YOUR GOAL>
Your task is to transcribe all of the data below exactly, omitting the images.

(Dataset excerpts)
——

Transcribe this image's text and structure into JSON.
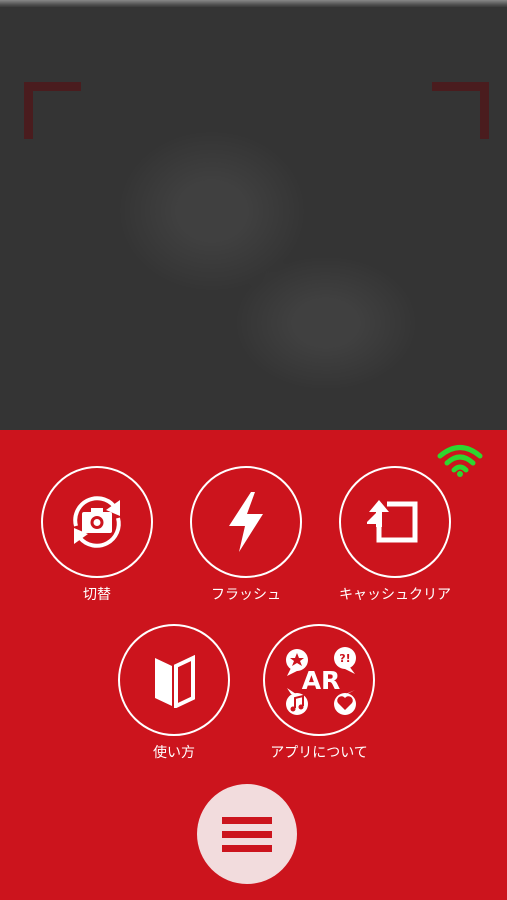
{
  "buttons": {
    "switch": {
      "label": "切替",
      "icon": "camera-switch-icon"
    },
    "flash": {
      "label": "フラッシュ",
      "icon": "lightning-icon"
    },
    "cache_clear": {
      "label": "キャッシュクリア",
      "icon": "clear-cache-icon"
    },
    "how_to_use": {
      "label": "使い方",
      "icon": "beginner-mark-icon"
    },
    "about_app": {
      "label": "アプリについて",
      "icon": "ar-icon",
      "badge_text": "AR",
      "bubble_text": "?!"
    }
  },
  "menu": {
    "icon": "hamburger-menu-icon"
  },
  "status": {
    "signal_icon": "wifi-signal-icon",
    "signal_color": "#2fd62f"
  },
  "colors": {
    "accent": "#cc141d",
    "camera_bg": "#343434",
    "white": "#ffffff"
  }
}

——

PROBLEM SOLUTION>
Transcribe this image's text and structure into JSON.
{
  "buttons": {
    "switch": {
      "label": "切替",
      "icon": "camera-switch-icon"
    },
    "flash": {
      "label": "フラッシュ",
      "icon": "lightning-icon"
    },
    "cache_clear": {
      "label": "キャッシュクリア",
      "icon": "clear-cache-icon"
    },
    "how_to_use": {
      "label": "使い方",
      "icon": "beginner-mark-icon"
    },
    "about_app": {
      "label": "アプリについて",
      "icon": "ar-icon",
      "badge_text": "AR",
      "bubble_text": "?!"
    }
  },
  "menu": {
    "icon": "hamburger-menu-icon"
  },
  "status": {
    "signal_icon": "wifi-signal-icon",
    "signal_color": "#2fd62f"
  },
  "colors": {
    "accent": "#cc141d",
    "camera_bg": "#343434",
    "white": "#ffffff"
  }
}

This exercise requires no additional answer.